* _GIVEN EXERCISE_:
Lift out all lines below that contain "manbada".
= = =
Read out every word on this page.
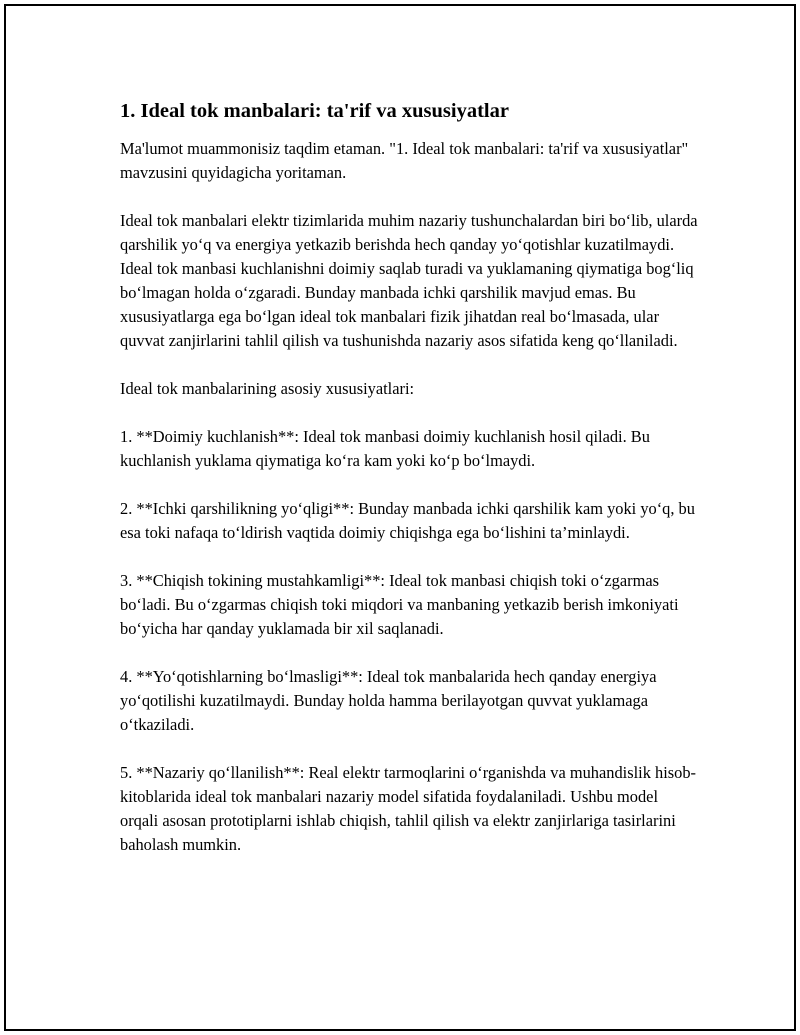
1. Ideal tok manbalari: ta'rif va xususiyatlar

Ma'lumot muammonisiz taqdim etaman. "1. Ideal tok manbalari: ta'rif va xususiyatlar" mavzusini quyidagicha yoritaman.

Ideal tok manbalari elektr tizimlarida muhim nazariy tushunchalardan biri bo‘lib, ularda qarshilik yo‘q va energiya yetkazib berishda hech qanday yo‘qotishlar kuzatilmaydi. Ideal tok manbasi kuchlanishni doimiy saqlab turadi va yuklamaning qiymatiga bog‘liq bo‘lmagan holda o‘zgaradi. Bunday manbada ichki qarshilik mavjud emas. Bu xususiyatlarga ega bo‘lgan ideal tok manbalari fizik jihatdan real bo‘lmasada, ular quvvat zanjirlarini tahlil qilish va tushunishda nazariy asos sifatida keng qo‘llaniladi.

Ideal tok manbalarining asosiy xususiyatlari:

1. **Doimiy kuchlanish**: Ideal tok manbasi doimiy kuchlanish hosil qiladi. Bu kuchlanish yuklama qiymatiga ko‘ra kam yoki ko‘p bo‘lmaydi.

2. **Ichki qarshilikning yo‘qligi**: Bunday manbada ichki qarshilik kam yoki yo‘q, bu esa toki nafaqa to‘ldirish vaqtida doimiy chiqishga ega bo‘lishini ta’minlaydi.

3. **Chiqish tokining mustahkamligi**: Ideal tok manbasi chiqish toki o‘zgarmas bo‘ladi. Bu o‘zgarmas chiqish toki miqdori va manbaning yetkazib berish imkoniyati bo‘yicha har qanday yuklamada bir xil saqlanadi.

4. **Yo‘qotishlarning bo‘lmasligi**: Ideal tok manbalarida hech qanday energiya yo‘qotilishi kuzatilmaydi. Bunday holda hamma berilayotgan quvvat yuklamaga o‘tkaziladi.

5. **Nazariy qo‘llanilish**: Real elektr tarmoqlarini o‘rganishda va muhandislik hisob-kitoblarida ideal tok manbalari nazariy model sifatida foydalaniladi. Ushbu model orqali asosan prototiplarni ishlab chiqish, tahlil qilish va elektr zanjirlariga tasirlarini baholash mumkin.
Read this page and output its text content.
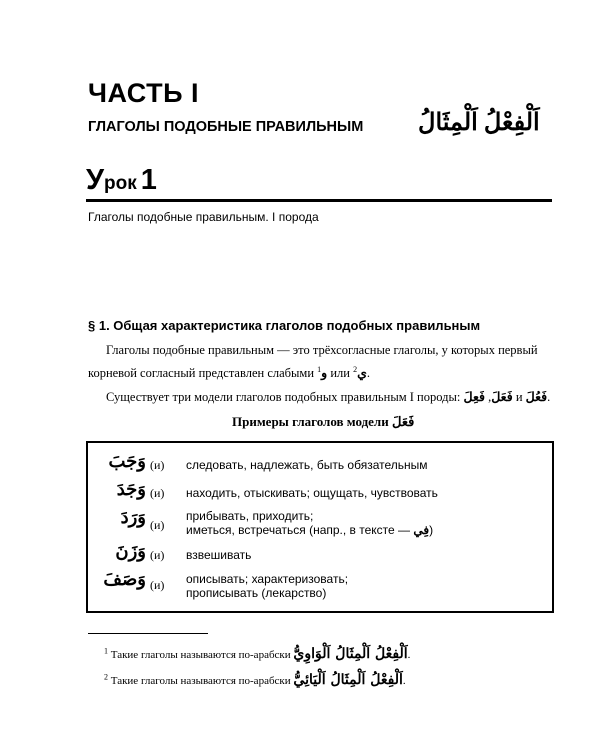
ЧАСТЬ I
ГЛАГОЛЫ ПОДОБНЫЕ ПРАВИЛЬНЫМ اَلْفِعْلُ اَلْمِثَالُ
Урок 1
Глаголы подобные правильным. I порода
§ 1. Общая характеристика глаголов подобных правильным
Глаголы подобные правильным — это трёхсогласные глаголы, у которых первый корневой согласный представлен слабыми و$^1$ или ي$^2$ .
Существует три модели глаголов подобных правильным I породы: فَعَلَ, فَعِلَ и فَعُلَ.
Примеры глаголов модели فَعَلَ
وَجَبَ (и) следовать, надлежать, быть обязательным
وَجَدَ (и) находить, отыскивать; ощущать, чувствовать
وَرَدَ (и)
прибывать, приходить;
иметься, встречаться (напр., в тексте — فِي)
وَزَنَ (и) взвешивать
وَصَفَ (и) описывать; характеризовать;
прописывать (лекарство)
$^1$ Такие глаголы называются по-арабски اَلْفِعْلُ اَلْمِثَالُ اَلْوَاوِيُّ.
$^2$ Такие глаголы называются по-арабски اَلْفِعْلُ اَلْمِثَالُ اَلْيَائِيُّ.
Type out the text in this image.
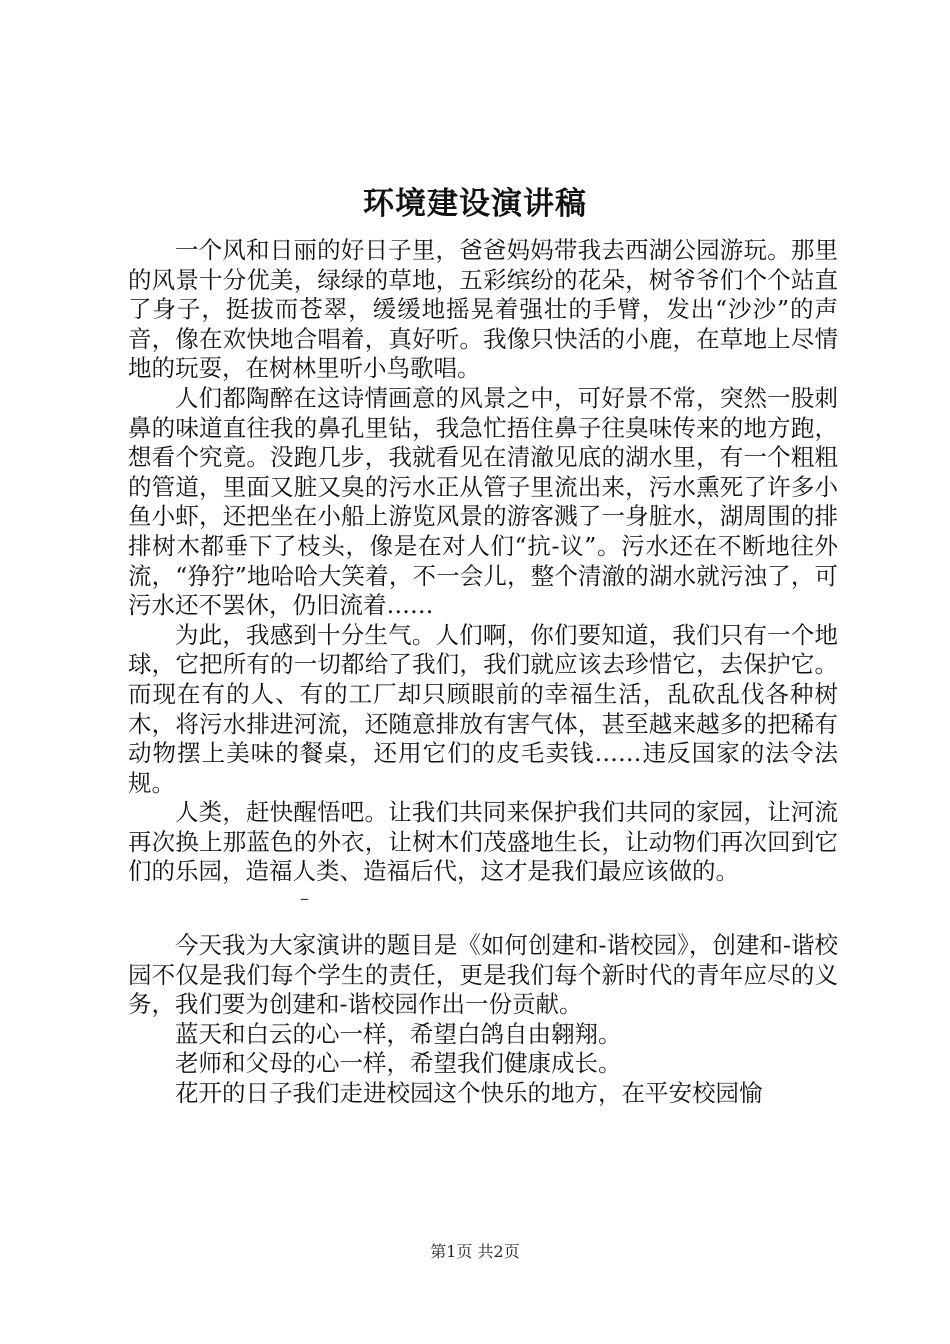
环境建设演讲稿

一个风和日丽的好日子里，爸爸妈妈带我去西湖公园游玩。那里的风景十分优美，绿绿的草地，五彩缤纷的花朵，树爷爷们个个站直了身子，挺拔而苍翠，缓缓地摇晃着强壮的手臂，发出“沙沙”的声音，像在欢快地合唱着，真好听。我像只快活的小鹿，在草地上尽情地的玩耍，在树林里听小鸟歌唱。

人们都陶醉在这诗情画意的风景之中，可好景不常，突然一股刺鼻的味道直往我的鼻孔里钻，我急忙捂住鼻子往臭味传来的地方跑，想看个究竟。没跑几步，我就看见在清澈见底的湖水里，有一个粗粗的管道，里面又脏又臭的污水正从管子里流出来，污水熏死了许多小鱼小虾，还把坐在小船上游览风景的游客溅了一身脏水，湖周围的排排树木都垂下了枝头，像是在对人们“抗-议”。污水还在不断地往外流，“狰狞”地哈哈大笑着，不一会儿，整个清澈的湖水就污浊了，可污水还不罢休，仍旧流着……

为此，我感到十分生气。人们啊，你们要知道，我们只有一个地球，它把所有的一切都给了我们，我们就应该去珍惜它，去保护它。而现在有的人、有的工厂却只顾眼前的幸福生活，乱砍乱伐各种树木，将污水排进河流，还随意排放有害气体，甚至越来越多的把稀有动物摆上美味的餐桌，还用它们的皮毛卖钱……违反国家的法令法规。

人类，赶快醒悟吧。让我们共同来保护我们共同的家园，让河流再次换上那蓝色的外衣，让树木们茂盛地生长，让动物们再次回到它们的乐园，造福人类、造福后代，这才是我们最应该做的。

–

今天我为大家演讲的题目是《如何创建和-谐校园》，创建和-谐校园不仅是我们每个学生的责任，更是我们每个新时代的青年应尽的义务，我们要为创建和-谐校园作出一份贡献。

蓝天和白云的心一样，希望白鸽自由翱翔。

老师和父母的心一样，希望我们健康成长。

花开的日子我们走进校园这个快乐的地方，在平安校园愉

第1页 共2页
= = =
* _OUTPUT FOR THIS TASK_:
Ideal tok manbalari elektr tizimlarida muhim nazariy tushunchalardan biri bo‘lib, ularda qarshilik yo‘q va energiya yetkazib berishda hech qanday yo‘qotishlar kuzatilmaydi. Ideal tok manbasi kuchlanishni doimiy saqlab turadi va yuklamaning qiymatiga bog‘liq bo‘lmagan holda o‘zgaradi. Bunday manbada ichki qarshilik mavjud emas. Bu xususiyatlarga ega bo‘lgan ideal tok manbalari fizik jihatdan real bo‘lmasada, ular quvvat zanjirlarini tahlil qilish va tushunishda nazariy asos sifatida keng qo‘llaniladi.
2. **Ichki qarshilikning yo‘qligi**: Bunday manbada ichki qarshilik kam yoki yo‘q, bu esa toki nafaqa to‘ldirish vaqtida doimiy chiqishga ega bo‘lishini ta’minlaydi.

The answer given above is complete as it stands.